◆ **Task goal**: Repeat each entry word for word. Leave any images out of the copy.

────────────────────

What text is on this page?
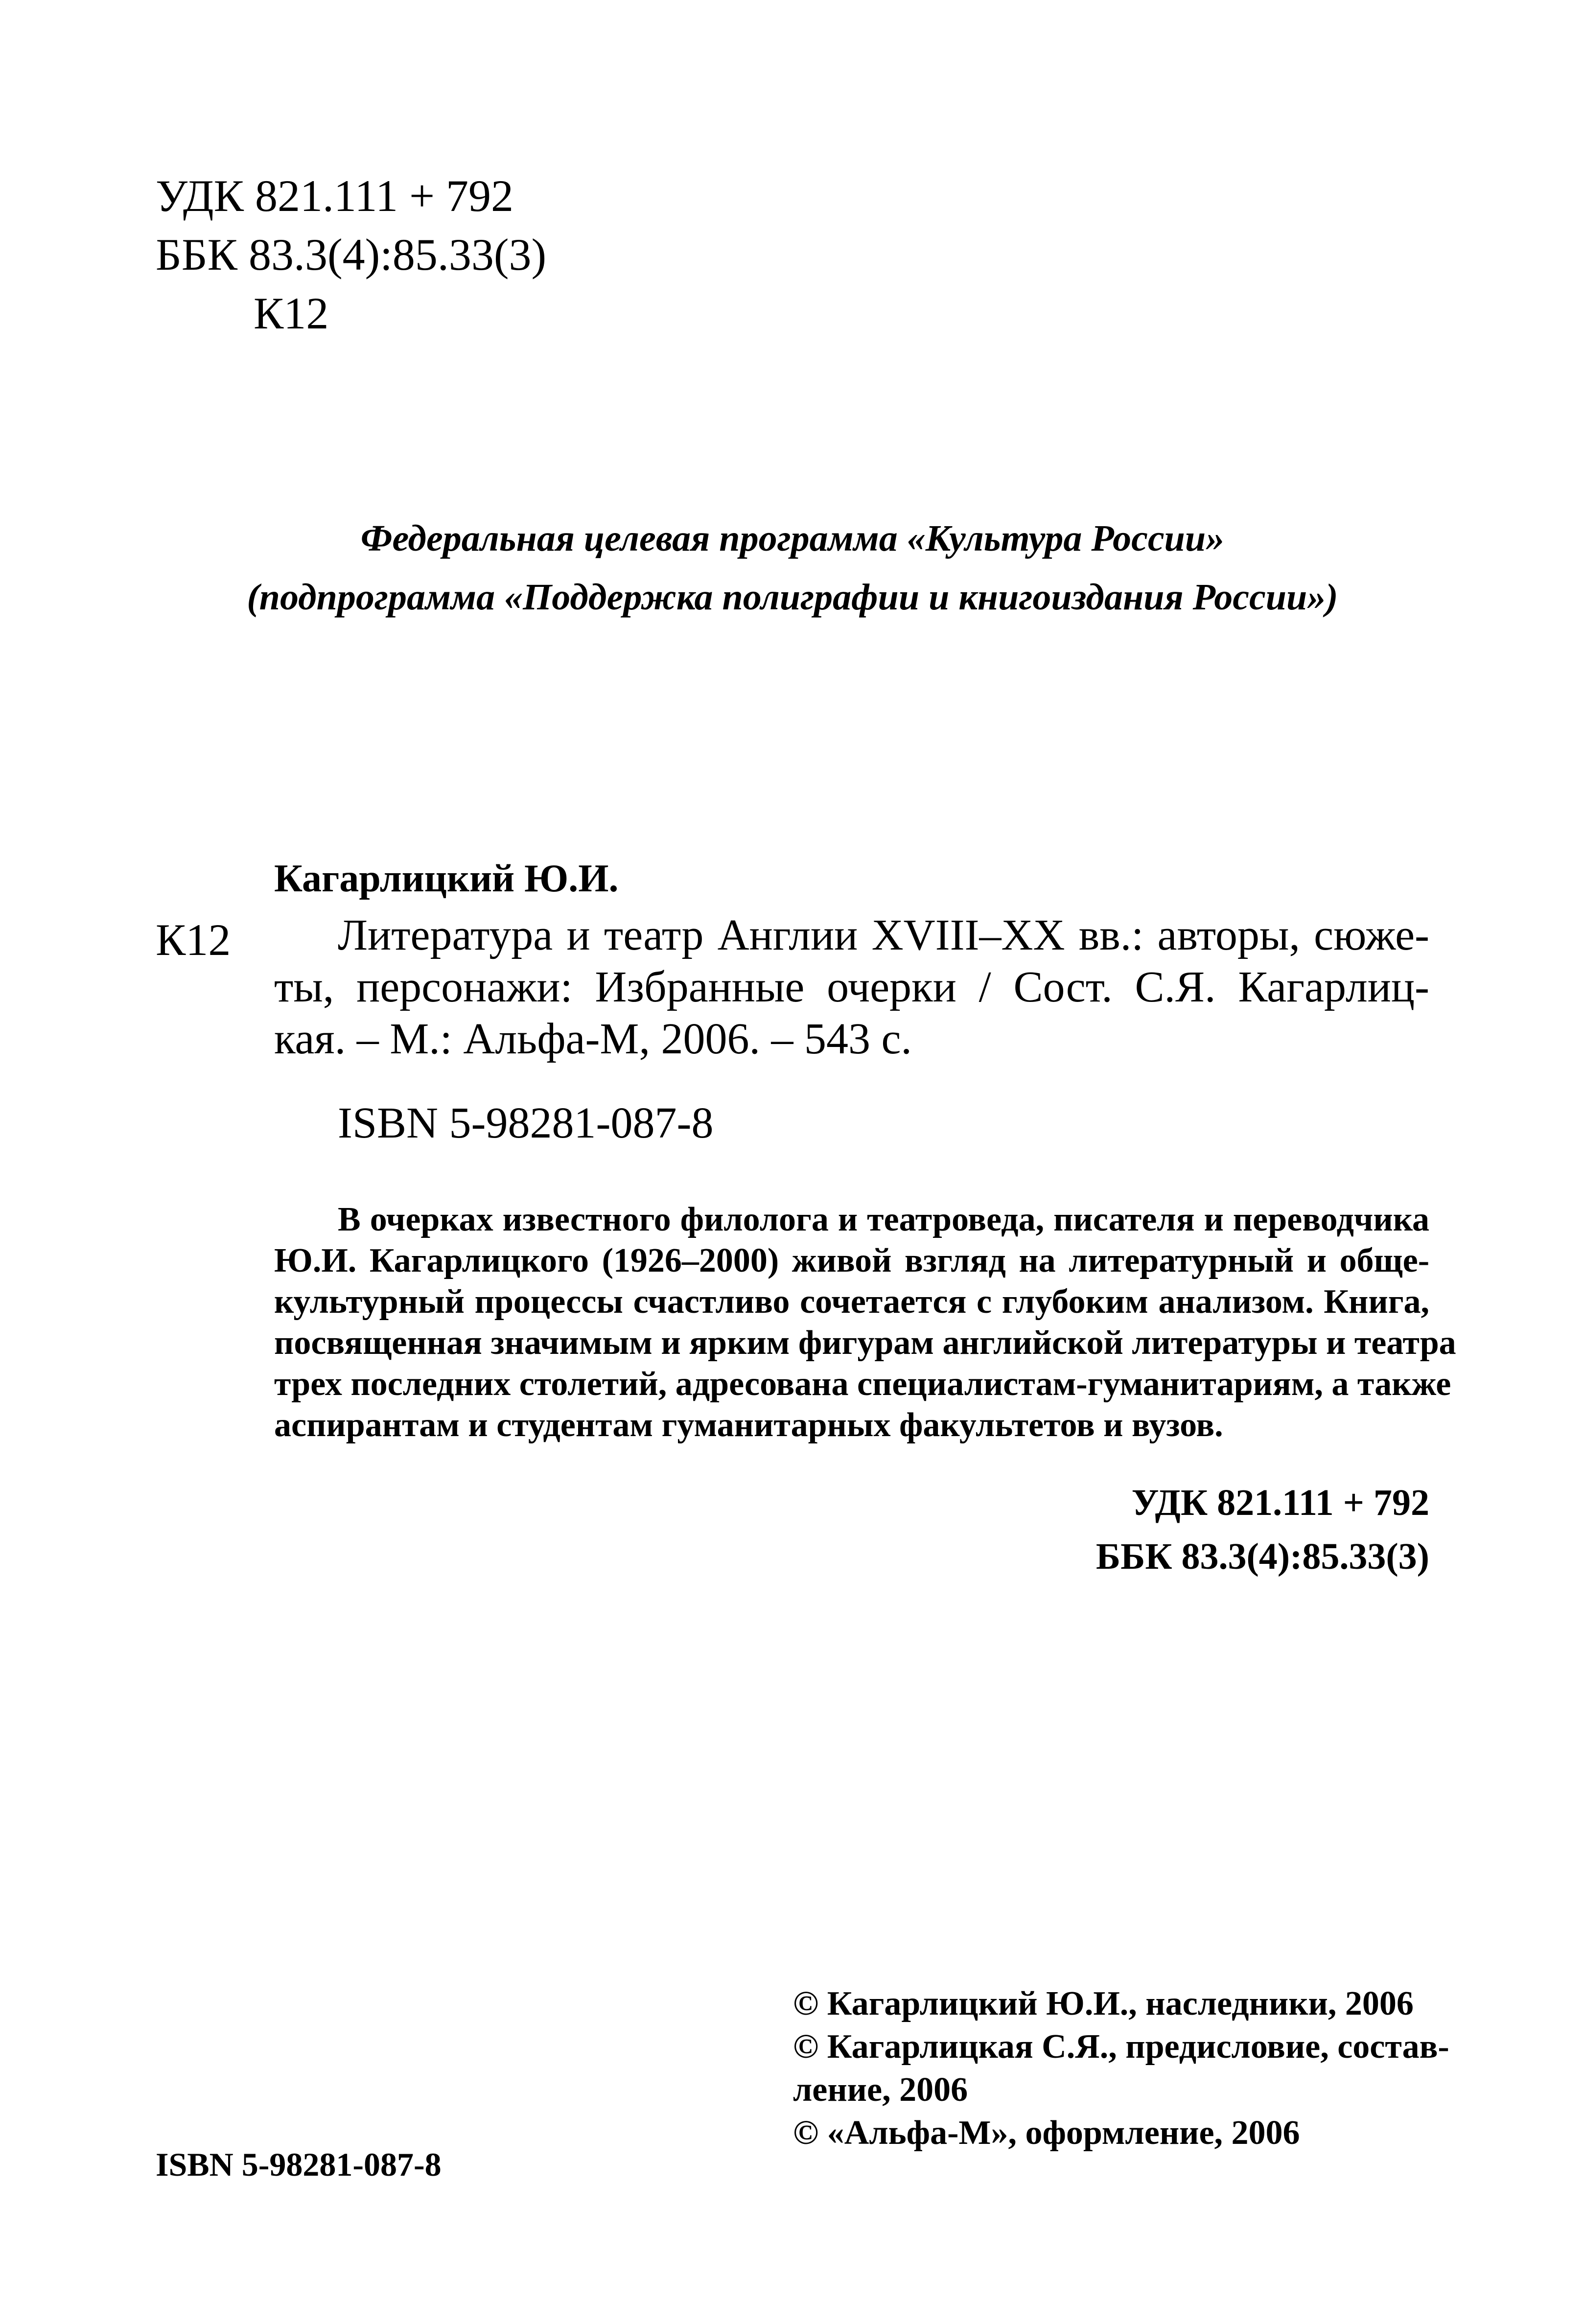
УДК 821.111 + 792
ББК 83.3(4):85.33(3)
К12
Федеральная целевая программа «Культура России»
(подпрограмма «Поддержка полиграфии и книгоиздания России»)
Кагарлицкий Ю.И.
К12	Литература и театр Англии XVIII–XX вв.: авторы, сюже-
ты, персонажи: Избранные очерки / Сост. С.Я. Кагарлиц-
кая. – М.: Альфа-М, 2006. – 543 с.
ISBN 5-98281-087-8
В очерках известного филолога и театроведа, писателя и переводчика
Ю.И. Кагарлицкого (1926–2000) живой взгляд на литературный и обще-
культурный процессы счастливо сочетается с глубоким анализом. Книга,
посвященная значимым и ярким фигурам английской литературы и театра
трех последних столетий, адресована специалистам-гуманитариям, а также
аспирантам и студентам гуманитарных факультетов и вузов.
УДК 821.111 + 792
ББК 83.3(4):85.33(3)
ISBN 5-98281-087-8
© Кагарлицкий Ю.И., наследники, 2006
© Кагарлицкая С.Я., предисловие, состав-
ление, 2006
© «Альфа-М», оформление, 2006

────────────────────

◆ **Final result**:
What text is on this page?
УДК 821.111 + 792
ББК 83.3(4):85.33(3)
К12
Федеральная целевая программа «Культура России»
(подпрограмма «Поддержка полиграфии и книгоиздания России»)
Кагарлицкий Ю.И.
К12	Литература и театр Англии XVIII–XX вв.: авторы, сюже-
ты, персонажи: Избранные очерки / Сост. С.Я. Кагарлиц-
кая. – М.: Альфа-М, 2006. – 543 с.
ISBN 5-98281-087-8
В очерках известного филолога и театроведа, писателя и переводчика
Ю.И. Кагарлицкого (1926–2000) живой взгляд на литературный и обще-
культурный процессы счастливо сочетается с глубоким анализом. Книга,
посвященная значимым и ярким фигурам английской литературы и театра
трех последних столетий, адресована специалистам-гуманитариям, а также
аспирантам и студентам гуманитарных факультетов и вузов.
УДК 821.111 + 792
ББК 83.3(4):85.33(3)
ISBN 5-98281-087-8
© Кагарлицкий Ю.И., наследники, 2006
© Кагарлицкая С.Я., предисловие, состав-
ление, 2006
© «Альфа-М», оформление, 2006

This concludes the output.